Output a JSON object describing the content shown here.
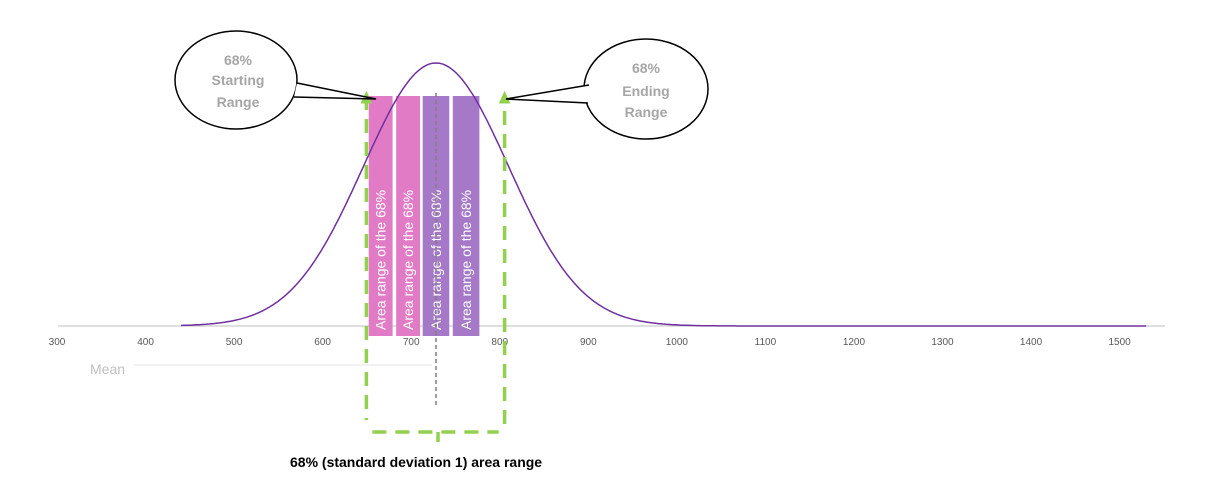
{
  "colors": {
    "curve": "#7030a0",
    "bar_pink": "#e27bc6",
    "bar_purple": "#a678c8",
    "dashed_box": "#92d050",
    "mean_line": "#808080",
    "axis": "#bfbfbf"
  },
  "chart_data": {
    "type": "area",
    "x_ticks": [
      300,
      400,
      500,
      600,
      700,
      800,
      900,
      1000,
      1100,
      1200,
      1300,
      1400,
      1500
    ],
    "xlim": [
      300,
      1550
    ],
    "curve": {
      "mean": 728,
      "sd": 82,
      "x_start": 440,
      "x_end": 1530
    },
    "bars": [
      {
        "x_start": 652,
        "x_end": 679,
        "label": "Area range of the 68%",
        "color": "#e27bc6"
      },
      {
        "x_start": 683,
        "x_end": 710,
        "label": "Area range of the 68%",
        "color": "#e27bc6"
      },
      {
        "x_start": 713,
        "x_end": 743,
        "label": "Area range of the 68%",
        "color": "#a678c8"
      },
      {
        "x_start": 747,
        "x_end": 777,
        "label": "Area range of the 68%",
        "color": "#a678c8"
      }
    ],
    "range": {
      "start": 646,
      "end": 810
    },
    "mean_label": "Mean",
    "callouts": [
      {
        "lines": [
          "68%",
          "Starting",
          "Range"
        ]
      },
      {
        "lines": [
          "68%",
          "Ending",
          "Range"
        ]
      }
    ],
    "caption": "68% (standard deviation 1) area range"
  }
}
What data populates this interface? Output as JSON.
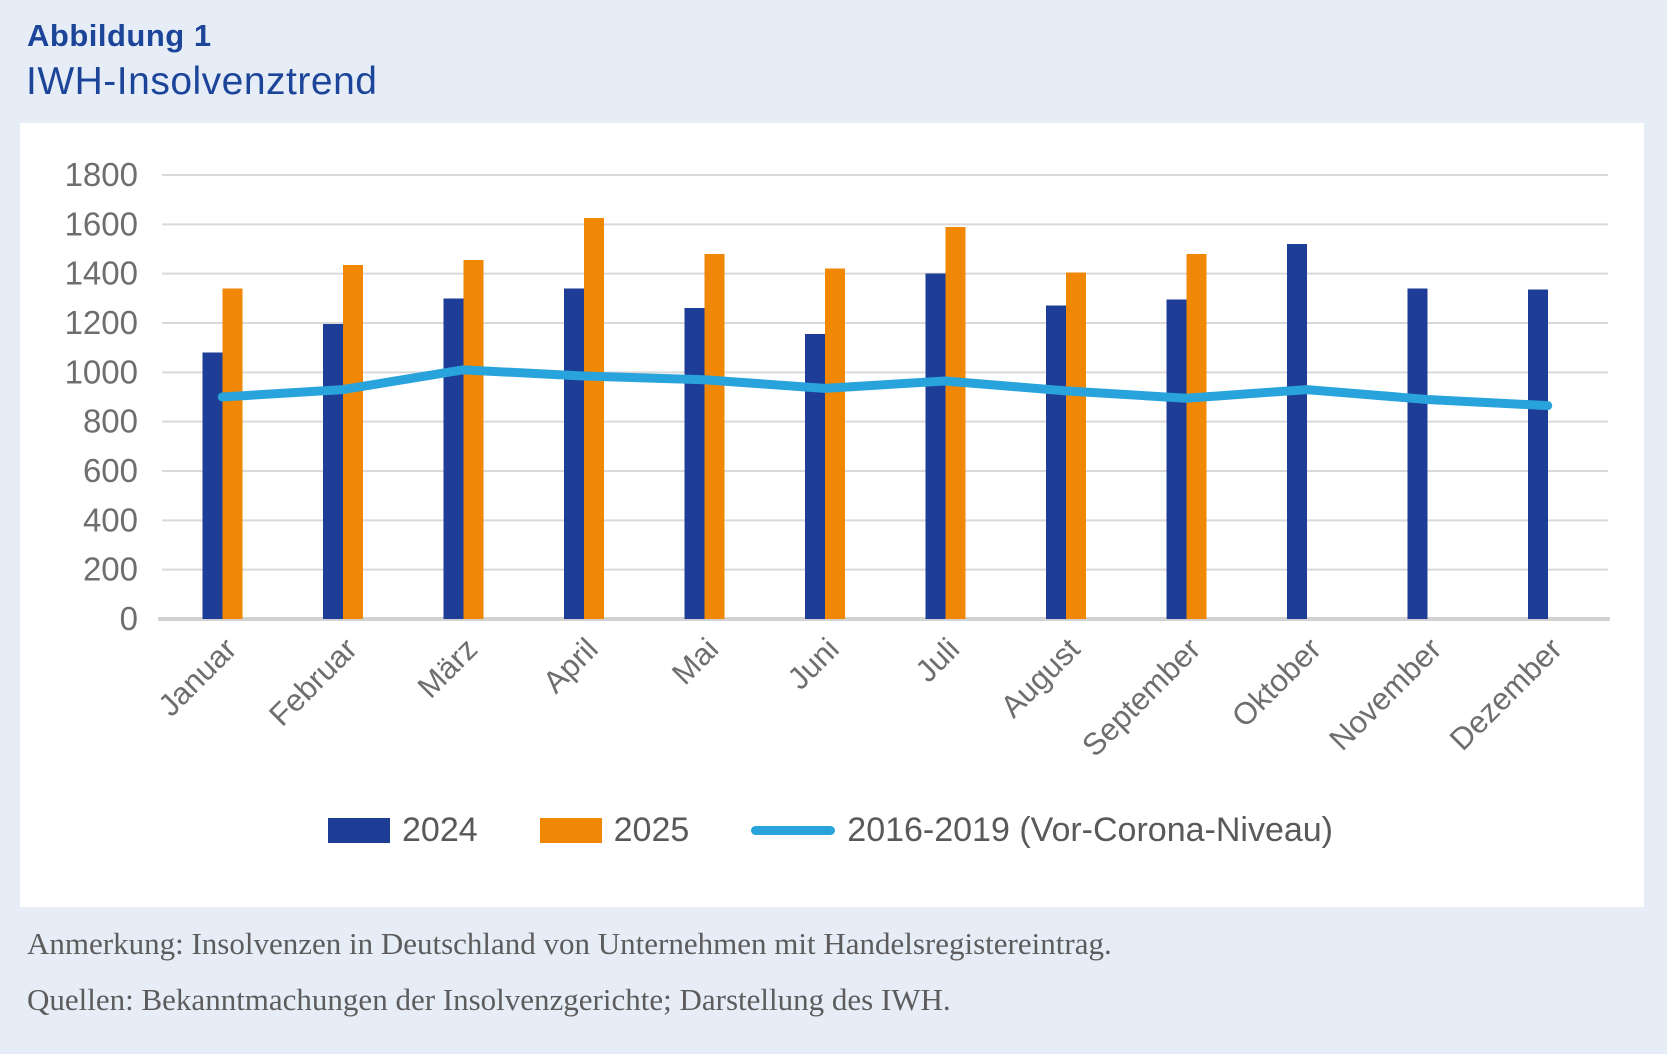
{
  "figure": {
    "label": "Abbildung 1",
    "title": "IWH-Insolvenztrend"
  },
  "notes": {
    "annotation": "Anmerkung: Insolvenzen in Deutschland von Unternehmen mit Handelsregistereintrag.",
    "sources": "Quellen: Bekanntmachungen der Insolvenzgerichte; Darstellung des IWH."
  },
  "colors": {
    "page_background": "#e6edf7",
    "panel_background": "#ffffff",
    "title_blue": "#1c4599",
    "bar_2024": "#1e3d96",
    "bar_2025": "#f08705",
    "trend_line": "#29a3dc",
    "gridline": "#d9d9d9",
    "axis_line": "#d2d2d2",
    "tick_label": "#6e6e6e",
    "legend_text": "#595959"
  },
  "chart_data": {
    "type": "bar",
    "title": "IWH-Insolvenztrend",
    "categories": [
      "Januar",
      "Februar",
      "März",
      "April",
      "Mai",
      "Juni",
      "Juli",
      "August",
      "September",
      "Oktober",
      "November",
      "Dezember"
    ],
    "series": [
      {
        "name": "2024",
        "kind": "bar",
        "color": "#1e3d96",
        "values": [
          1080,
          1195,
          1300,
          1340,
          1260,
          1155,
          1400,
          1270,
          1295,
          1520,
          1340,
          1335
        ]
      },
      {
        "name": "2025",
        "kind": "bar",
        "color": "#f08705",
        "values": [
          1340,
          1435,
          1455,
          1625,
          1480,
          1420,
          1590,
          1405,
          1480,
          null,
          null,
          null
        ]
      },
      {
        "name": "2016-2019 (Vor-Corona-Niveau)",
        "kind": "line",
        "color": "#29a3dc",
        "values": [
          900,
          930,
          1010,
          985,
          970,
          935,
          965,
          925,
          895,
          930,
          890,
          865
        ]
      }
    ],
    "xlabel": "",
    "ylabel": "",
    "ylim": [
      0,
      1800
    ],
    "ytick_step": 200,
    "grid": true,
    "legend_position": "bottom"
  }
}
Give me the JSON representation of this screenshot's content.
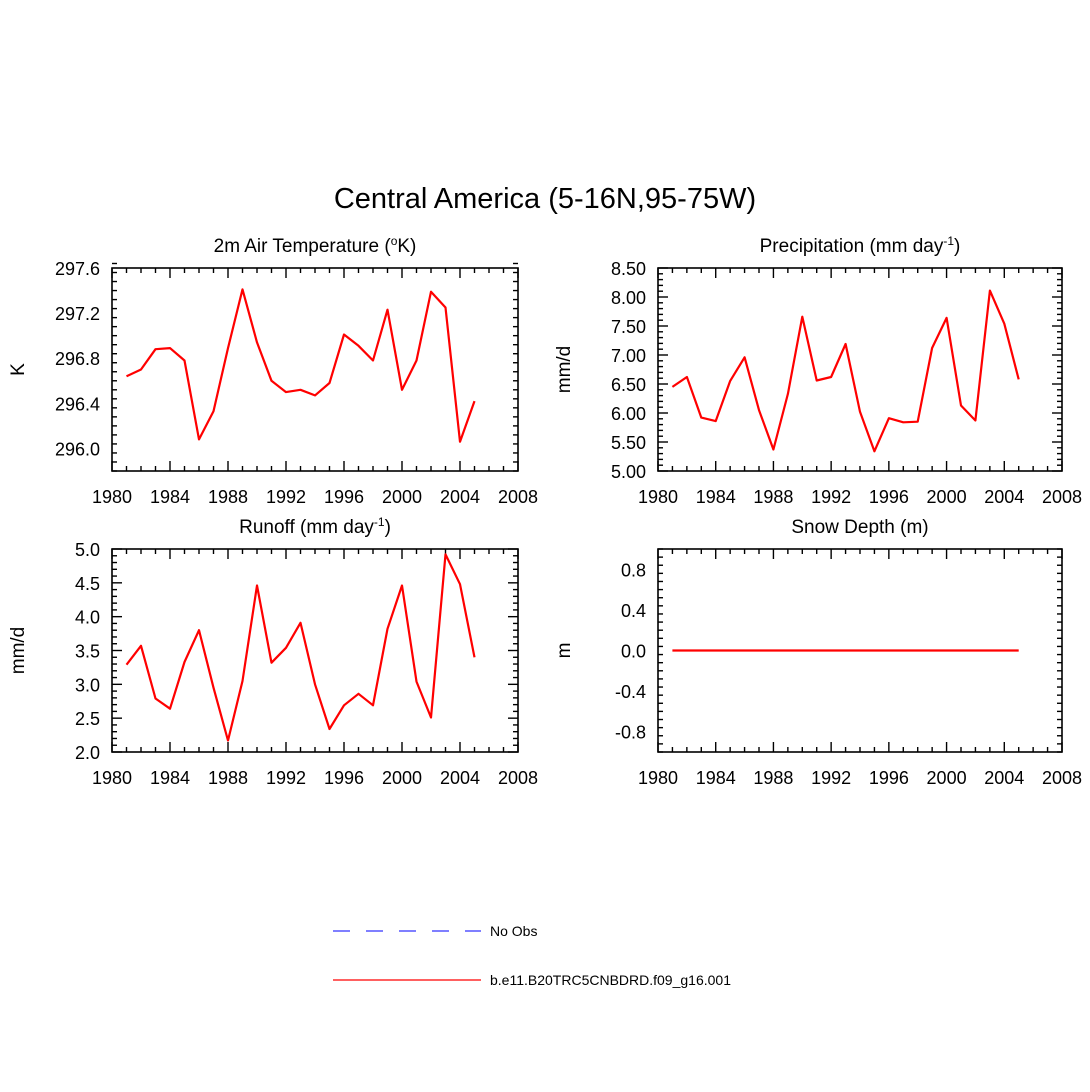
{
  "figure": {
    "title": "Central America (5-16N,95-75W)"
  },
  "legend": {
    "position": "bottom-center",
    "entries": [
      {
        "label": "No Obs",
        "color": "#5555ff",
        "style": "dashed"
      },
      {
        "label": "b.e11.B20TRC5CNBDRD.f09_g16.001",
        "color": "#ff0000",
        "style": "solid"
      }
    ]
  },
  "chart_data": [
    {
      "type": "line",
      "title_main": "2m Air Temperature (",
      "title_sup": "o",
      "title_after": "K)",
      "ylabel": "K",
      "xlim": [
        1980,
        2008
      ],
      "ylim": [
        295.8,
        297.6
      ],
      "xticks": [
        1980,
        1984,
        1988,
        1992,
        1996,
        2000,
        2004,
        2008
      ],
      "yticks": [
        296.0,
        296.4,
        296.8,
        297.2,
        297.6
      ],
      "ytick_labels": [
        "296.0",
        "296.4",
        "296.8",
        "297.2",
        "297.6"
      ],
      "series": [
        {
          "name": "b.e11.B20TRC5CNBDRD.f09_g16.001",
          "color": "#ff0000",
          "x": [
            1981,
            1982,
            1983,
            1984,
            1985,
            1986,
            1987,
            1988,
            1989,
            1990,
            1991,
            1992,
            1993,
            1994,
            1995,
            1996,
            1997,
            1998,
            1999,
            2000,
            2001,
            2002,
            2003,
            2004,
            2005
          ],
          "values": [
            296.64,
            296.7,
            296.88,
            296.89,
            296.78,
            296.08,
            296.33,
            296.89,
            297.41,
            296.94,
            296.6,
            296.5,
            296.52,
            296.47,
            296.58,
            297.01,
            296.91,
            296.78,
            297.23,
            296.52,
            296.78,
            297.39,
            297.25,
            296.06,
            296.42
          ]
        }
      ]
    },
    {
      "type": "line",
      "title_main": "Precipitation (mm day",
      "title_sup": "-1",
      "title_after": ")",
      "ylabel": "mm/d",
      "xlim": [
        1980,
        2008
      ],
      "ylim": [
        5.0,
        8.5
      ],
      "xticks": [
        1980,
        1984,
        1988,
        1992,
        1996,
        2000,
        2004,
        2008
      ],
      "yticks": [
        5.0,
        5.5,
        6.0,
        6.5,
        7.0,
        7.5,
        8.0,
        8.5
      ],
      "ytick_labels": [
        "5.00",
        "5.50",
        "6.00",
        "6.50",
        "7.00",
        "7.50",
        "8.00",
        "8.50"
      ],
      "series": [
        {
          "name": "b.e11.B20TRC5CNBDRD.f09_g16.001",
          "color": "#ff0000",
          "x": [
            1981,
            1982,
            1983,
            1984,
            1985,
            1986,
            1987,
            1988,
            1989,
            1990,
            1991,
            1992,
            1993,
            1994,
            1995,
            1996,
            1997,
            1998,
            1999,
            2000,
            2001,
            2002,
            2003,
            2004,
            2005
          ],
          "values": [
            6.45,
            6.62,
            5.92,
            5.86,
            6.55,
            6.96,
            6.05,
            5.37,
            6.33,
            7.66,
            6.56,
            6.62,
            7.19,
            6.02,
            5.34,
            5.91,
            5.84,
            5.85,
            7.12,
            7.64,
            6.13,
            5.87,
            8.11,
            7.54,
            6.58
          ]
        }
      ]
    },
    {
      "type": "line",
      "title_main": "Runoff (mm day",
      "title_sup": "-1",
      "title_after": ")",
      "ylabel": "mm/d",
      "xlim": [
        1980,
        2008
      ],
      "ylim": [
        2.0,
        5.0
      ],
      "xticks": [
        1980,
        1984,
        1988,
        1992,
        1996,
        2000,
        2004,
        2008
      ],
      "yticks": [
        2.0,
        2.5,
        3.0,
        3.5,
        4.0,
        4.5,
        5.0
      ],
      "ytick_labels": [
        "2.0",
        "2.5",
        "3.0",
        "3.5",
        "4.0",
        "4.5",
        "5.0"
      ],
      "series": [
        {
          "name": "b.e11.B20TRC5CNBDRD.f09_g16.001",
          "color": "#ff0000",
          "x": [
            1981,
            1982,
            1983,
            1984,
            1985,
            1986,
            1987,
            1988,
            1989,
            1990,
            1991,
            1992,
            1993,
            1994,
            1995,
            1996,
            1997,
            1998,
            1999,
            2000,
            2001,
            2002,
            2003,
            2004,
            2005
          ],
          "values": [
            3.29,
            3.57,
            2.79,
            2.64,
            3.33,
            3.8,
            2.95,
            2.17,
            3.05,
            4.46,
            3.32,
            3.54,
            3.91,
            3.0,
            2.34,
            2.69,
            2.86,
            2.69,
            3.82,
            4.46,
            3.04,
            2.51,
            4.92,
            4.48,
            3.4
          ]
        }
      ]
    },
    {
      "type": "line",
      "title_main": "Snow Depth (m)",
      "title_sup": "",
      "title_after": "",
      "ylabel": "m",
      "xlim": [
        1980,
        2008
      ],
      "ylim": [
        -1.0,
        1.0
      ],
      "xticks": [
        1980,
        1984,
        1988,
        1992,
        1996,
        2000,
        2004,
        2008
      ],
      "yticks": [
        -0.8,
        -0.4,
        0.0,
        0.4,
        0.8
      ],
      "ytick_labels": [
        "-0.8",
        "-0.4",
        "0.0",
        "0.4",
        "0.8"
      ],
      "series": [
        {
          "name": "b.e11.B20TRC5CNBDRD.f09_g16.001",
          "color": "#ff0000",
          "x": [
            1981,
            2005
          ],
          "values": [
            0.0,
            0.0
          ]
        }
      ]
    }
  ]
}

--------------------------------------------------

Directive: Pick out each line in the material containing "content".

Answer for the task:
Output a JSON object describing the content shown here.
Give me the JSON representation of this screenshot's content.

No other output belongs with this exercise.